Go to the line containing "Reverse-engineer this chart into JSON." below; retype it and all following lines exactly, and leave out the pictures.

# Rows start

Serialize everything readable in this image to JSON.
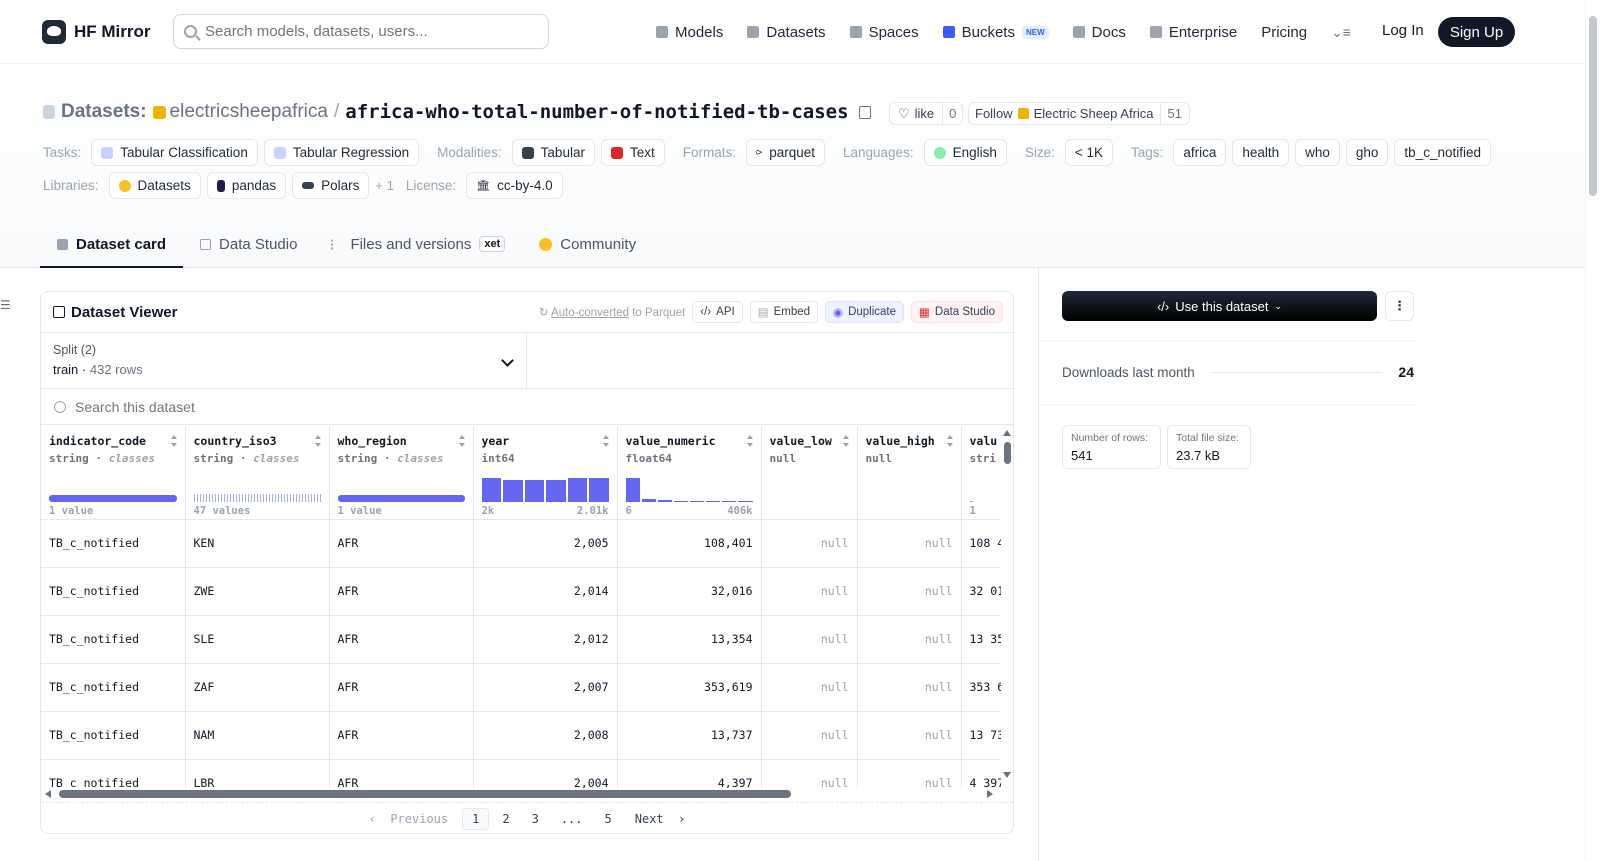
{
  "nav": {
    "logo": "HF Mirror",
    "search_placeholder": "Search models, datasets, users...",
    "menu": [
      {
        "label": "Models",
        "icon": "cube-icon"
      },
      {
        "label": "Datasets",
        "icon": "database-icon"
      },
      {
        "label": "Spaces",
        "icon": "grid-icon"
      },
      {
        "label": "Buckets",
        "icon": "bucket-icon",
        "badge": "NEW"
      },
      {
        "label": "Docs",
        "icon": "book-icon"
      },
      {
        "label": "Enterprise",
        "icon": "enterprise-icon"
      },
      {
        "label": "Pricing"
      }
    ],
    "login": "Log In",
    "signup": "Sign Up"
  },
  "dataset": {
    "section": "Datasets:",
    "org": "electricsheepafrica",
    "separator": "/",
    "name": "africa-who-total-number-of-notified-tb-cases",
    "like": "like",
    "likes": "0",
    "follow": "Follow",
    "follow_org": "Electric Sheep Africa",
    "followers": "51"
  },
  "meta": {
    "tasks_label": "Tasks:",
    "tasks": [
      "Tabular Classification",
      "Tabular Regression"
    ],
    "modalities_label": "Modalities:",
    "modalities": [
      "Tabular",
      "Text"
    ],
    "formats_label": "Formats:",
    "formats": [
      "parquet"
    ],
    "languages_label": "Languages:",
    "languages": [
      "English"
    ],
    "size_label": "Size:",
    "size": "< 1K",
    "tags_label": "Tags:",
    "tags": [
      "africa",
      "health",
      "who",
      "gho",
      "tb_c_notified"
    ],
    "libraries_label": "Libraries:",
    "libraries": [
      "Datasets",
      "pandas",
      "Polars"
    ],
    "libraries_more": "+ 1",
    "license_label": "License:",
    "license": "cc-by-4.0"
  },
  "tabs": [
    {
      "label": "Dataset card",
      "active": true
    },
    {
      "label": "Data Studio"
    },
    {
      "label": "Files and versions",
      "badge": "xet"
    },
    {
      "label": "Community"
    }
  ],
  "viewer": {
    "title": "Dataset Viewer",
    "auto_converted": "Auto-converted",
    "to_parquet": " to Parquet",
    "api": "API",
    "embed": "Embed",
    "duplicate": "Duplicate",
    "data_studio": "Data Studio",
    "split_label": "Split (2)",
    "split_name": "train",
    "split_rows": "432 rows",
    "search_placeholder": "Search this dataset",
    "columns": [
      {
        "name": "indicator_code",
        "type": "string",
        "kind": "classes",
        "foot_left": "1 value",
        "foot_right": ""
      },
      {
        "name": "country_iso3",
        "type": "string",
        "kind": "classes",
        "foot_left": "47 values",
        "foot_right": ""
      },
      {
        "name": "who_region",
        "type": "string",
        "kind": "classes",
        "foot_left": "1 value",
        "foot_right": ""
      },
      {
        "name": "year",
        "type": "int64",
        "kind": "",
        "foot_left": "2k",
        "foot_right": "2.01k"
      },
      {
        "name": "value_numeric",
        "type": "float64",
        "kind": "",
        "foot_left": "6",
        "foot_right": "406k"
      },
      {
        "name": "value_low",
        "type": "null",
        "kind": "",
        "foot_left": "",
        "foot_right": ""
      },
      {
        "name": "value_high",
        "type": "null",
        "kind": "",
        "foot_left": "",
        "foot_right": ""
      },
      {
        "name": "valu",
        "type": "stri",
        "kind": "",
        "foot_left": "1",
        "foot_right": ""
      }
    ],
    "year_hist": [
      0.85,
      0.78,
      0.78,
      0.78,
      0.85,
      0.85
    ],
    "value_hist": [
      0.85,
      0.1,
      0.05,
      0.02,
      0,
      0.02,
      0.02,
      0.02
    ],
    "rows": [
      [
        "TB_c_notified",
        "KEN",
        "AFR",
        "2,005",
        "108,401",
        "null",
        "null",
        "108 4"
      ],
      [
        "TB_c_notified",
        "ZWE",
        "AFR",
        "2,014",
        "32,016",
        "null",
        "null",
        "32 01"
      ],
      [
        "TB_c_notified",
        "SLE",
        "AFR",
        "2,012",
        "13,354",
        "null",
        "null",
        "13 35"
      ],
      [
        "TB_c_notified",
        "ZAF",
        "AFR",
        "2,007",
        "353,619",
        "null",
        "null",
        "353 6"
      ],
      [
        "TB_c_notified",
        "NAM",
        "AFR",
        "2,008",
        "13,737",
        "null",
        "null",
        "13 73"
      ],
      [
        "TB_c_notified",
        "LBR",
        "AFR",
        "2,004",
        "4,397",
        "null",
        "null",
        "4 397"
      ]
    ],
    "pager": {
      "prev": "Previous",
      "pages": [
        "1",
        "2",
        "3",
        "...",
        "5"
      ],
      "next": "Next"
    }
  },
  "side": {
    "use_button": "Use this dataset",
    "downloads_label": "Downloads last month",
    "downloads": "24",
    "rows_label": "Number of rows:",
    "rows": "541",
    "size_label": "Total file size:",
    "size": "23.7 kB"
  },
  "colors": {
    "accent": "#6366f1",
    "dark": "#111827",
    "org": "#f2b200"
  }
}
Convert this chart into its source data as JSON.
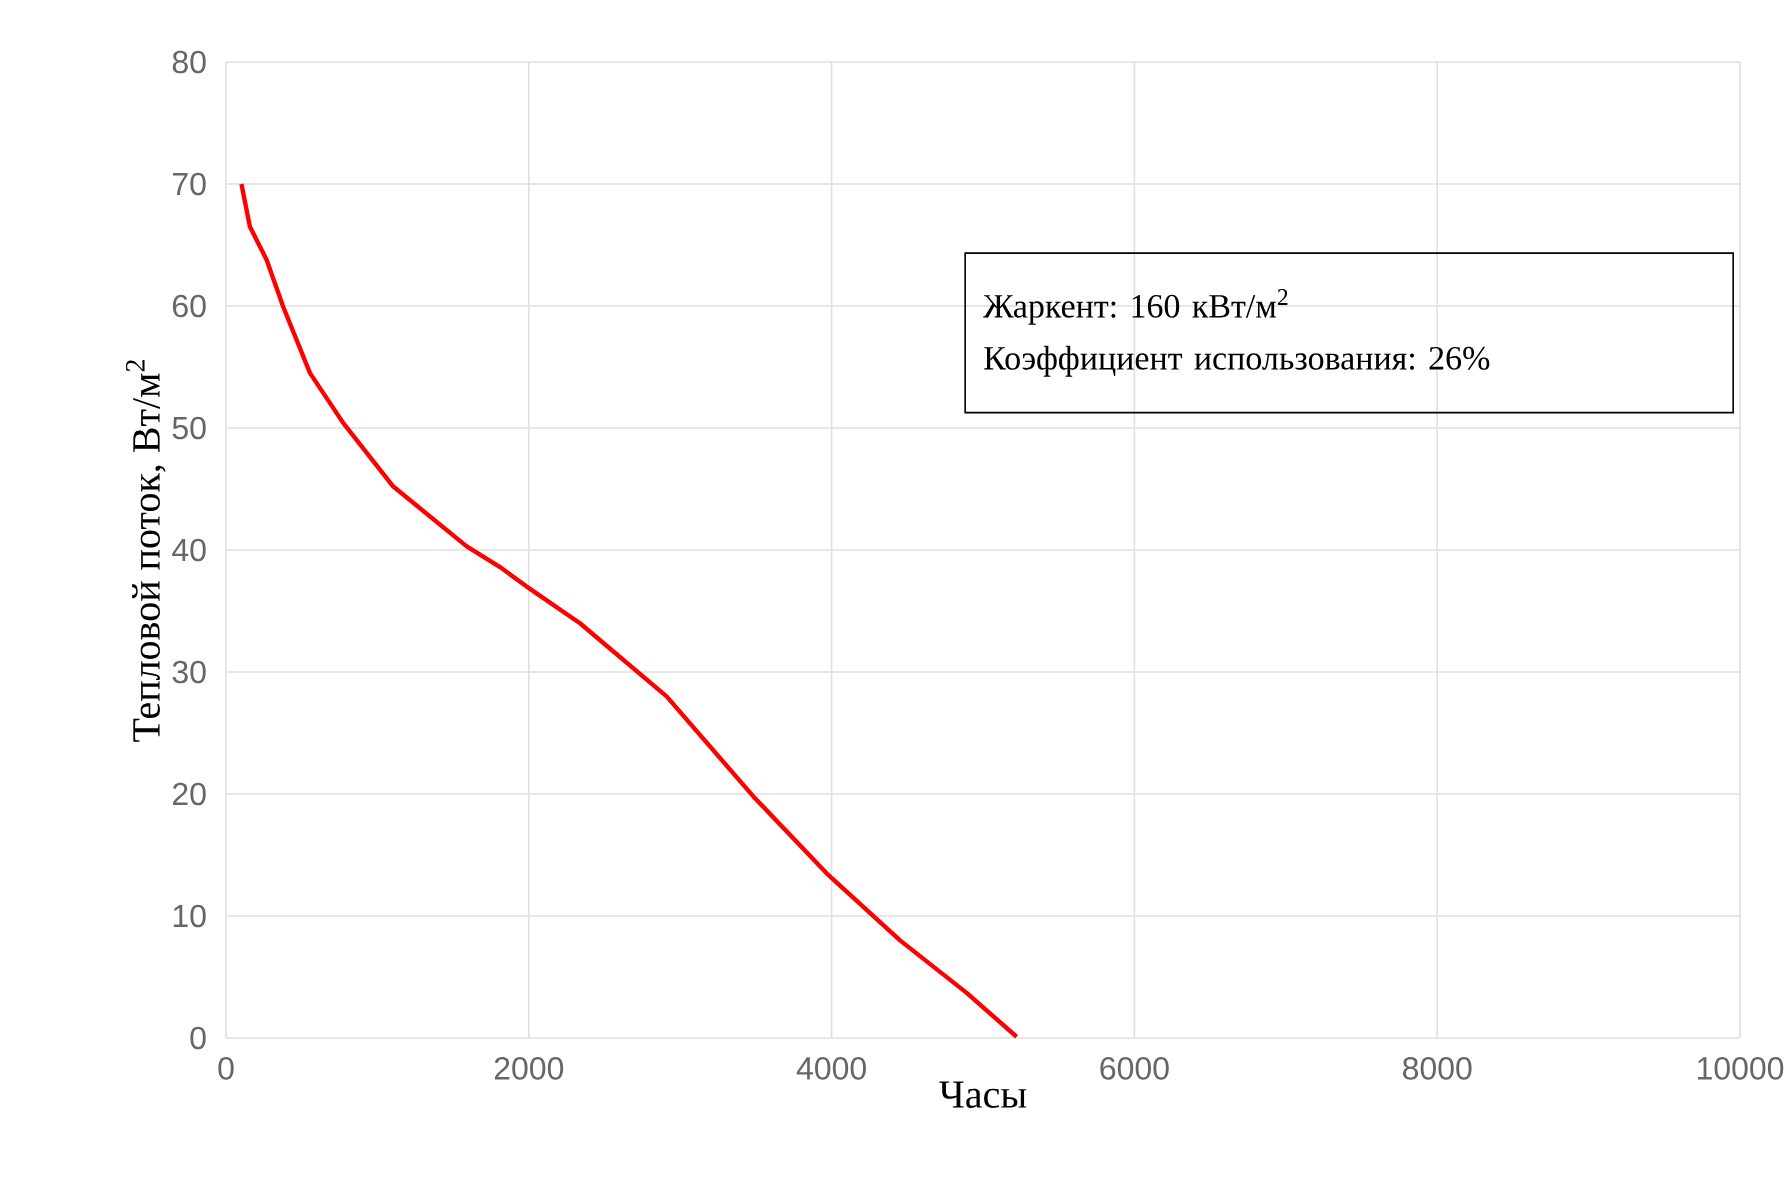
{
  "chart_data": {
    "type": "line",
    "xlabel": "Часы",
    "ylabel": "Тепловой поток, Вт/м$^{2}$",
    "annotations": [
      "Жаркент: 160 кВт/м$^{2}$",
      "Коэффициент использования: 26%"
    ],
    "xlim": [
      0,
      10000
    ],
    "ylim": [
      0,
      80
    ],
    "xticks": [
      0,
      2000,
      4000,
      6000,
      8000,
      10000
    ],
    "yticks": [
      0,
      10,
      20,
      30,
      40,
      50,
      60,
      70,
      80
    ],
    "grid": true,
    "line_style": "solid",
    "series": [
      {
        "color": "#ff0000",
        "x": [
          102,
          158,
          268,
          379,
          555,
          775,
          1105,
          1590,
          1810,
          1986,
          2338,
          2910,
          3483,
          3967,
          4452,
          4892,
          5222
        ],
        "values": [
          70.0,
          66.5,
          63.8,
          59.9,
          54.5,
          50.4,
          45.2,
          40.3,
          38.6,
          37.0,
          34.0,
          28.0,
          19.8,
          13.5,
          8.0,
          3.7,
          0.1
        ]
      }
    ]
  }
}
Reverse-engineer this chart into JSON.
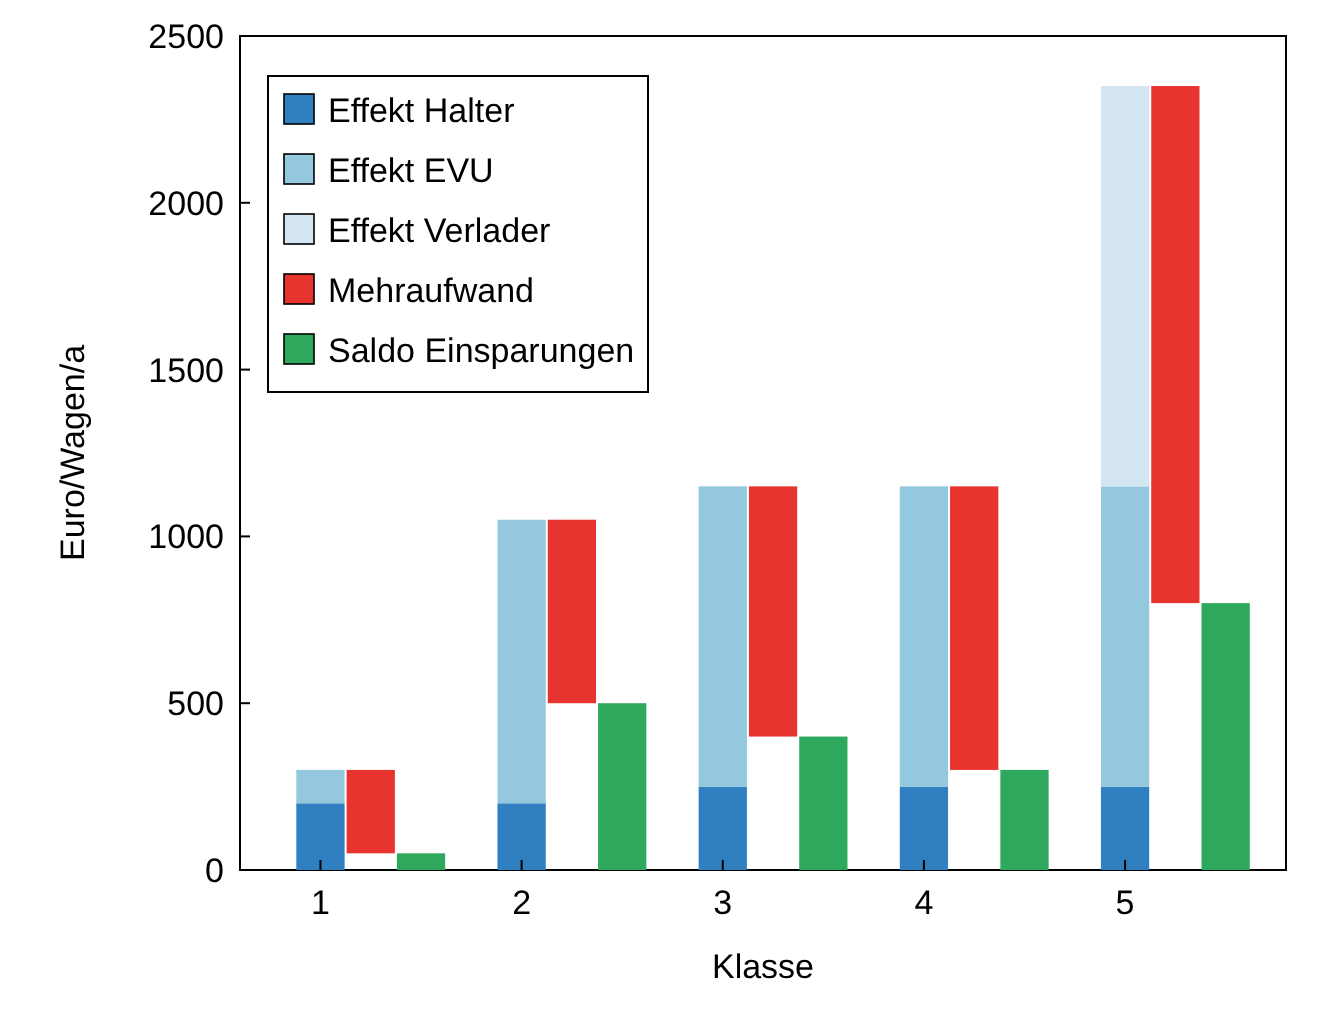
{
  "chart_data": {
    "type": "bar",
    "xlabel": "Klasse",
    "ylabel": "Euro/Wagen/a",
    "legend": "top left",
    "grid": false,
    "xlim": [
      0.6,
      5.8
    ],
    "xticks": [
      1,
      2,
      3,
      4,
      5
    ],
    "ylim": [
      0,
      2500
    ],
    "yticks": [
      0,
      500,
      1000,
      1500,
      2000,
      2500
    ],
    "series": [
      {
        "name": "Effekt Halter",
        "color": "#2f7fc1",
        "x": [
          1,
          2,
          3,
          4,
          5
        ],
        "base": [
          0,
          0,
          0,
          0,
          0
        ],
        "values": [
          200,
          200,
          250,
          250,
          250
        ]
      },
      {
        "name": "Effekt EVU",
        "color": "#93c8de",
        "x": [
          1,
          2,
          3,
          4,
          5
        ],
        "base": [
          200,
          200,
          250,
          250,
          250
        ],
        "values": [
          100,
          850,
          900,
          900,
          900
        ]
      },
      {
        "name": "Effekt Verlader",
        "color": "#d4e6f1",
        "x": [
          5
        ],
        "base": [
          1150
        ],
        "values": [
          1200
        ]
      },
      {
        "name": "Mehraufwand",
        "color": "#e8342e",
        "x": [
          1.25,
          2.25,
          3.25,
          4.25,
          5.25
        ],
        "base": [
          50,
          500,
          400,
          300,
          800
        ],
        "values": [
          250,
          550,
          750,
          850,
          1550
        ]
      },
      {
        "name": "Saldo Einsparungen",
        "color": "#2ea85c",
        "x": [
          1.5,
          2.5,
          3.5,
          4.5,
          5.5
        ],
        "values": [
          50,
          500,
          400,
          300,
          800
        ]
      }
    ]
  }
}
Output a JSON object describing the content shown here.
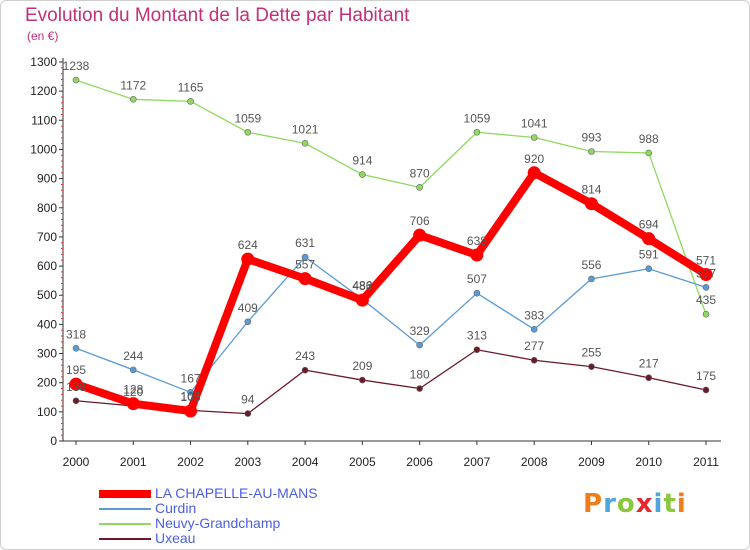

# Rows end

» **Final answer**:
Reverse-engineer this chart into JSON.
{
  "chart_data": {
    "type": "bar",
    "xlabel": "Klasse",
    "ylabel": "Euro/Wagen/a",
    "legend": "top left",
    "grid": false,
    "xlim": [
      0.6,
      5.8
    ],
    "xticks": [
      1,
      2,
      3,
      4,
      5
    ],
    "ylim": [
      0,
      2500
    ],
    "yticks": [
      0,
      500,
      1000,
      1500,
      2000,
      2500
    ],
    "series": [
      {
        "name": "Effekt Halter",
        "color": "#2f7fc1",
        "x": [
          1,
          2,
          3,
          4,
          5
        ],
        "base": [
          0,
          0,
          0,
          0,
          0
        ],
        "values": [
          200,
          200,
          250,
          250,
          250
        ]
      },
      {
        "name": "Effekt EVU",
        "color": "#93c8de",
        "x": [
          1,
          2,
          3,
          4,
          5
        ],
        "base": [
          200,
          200,
          250,
          250,
          250
        ],
        "values": [
          100,
          850,
          900,
          900,
          900
        ]
      },
      {
        "name": "Effekt Verlader",
        "color": "#d4e6f1",
        "x": [
          5
        ],
        "base": [
          1150
        ],
        "values": [
          1200
        ]
      },
      {
        "name": "Mehraufwand",
        "color": "#e8342e",
        "x": [
          1.25,
          2.25,
          3.25,
          4.25,
          5.25
        ],
        "base": [
          50,
          500,
          400,
          300,
          800
        ],
        "values": [
          250,
          550,
          750,
          850,
          1550
        ]
      },
      {
        "name": "Saldo Einsparungen",
        "color": "#2ea85c",
        "x": [
          1.5,
          2.5,
          3.5,
          4.5,
          5.5
        ],
        "values": [
          50,
          500,
          400,
          300,
          800
        ]
      }
    ]
  }
}
Output a JSON object describing the content shown here.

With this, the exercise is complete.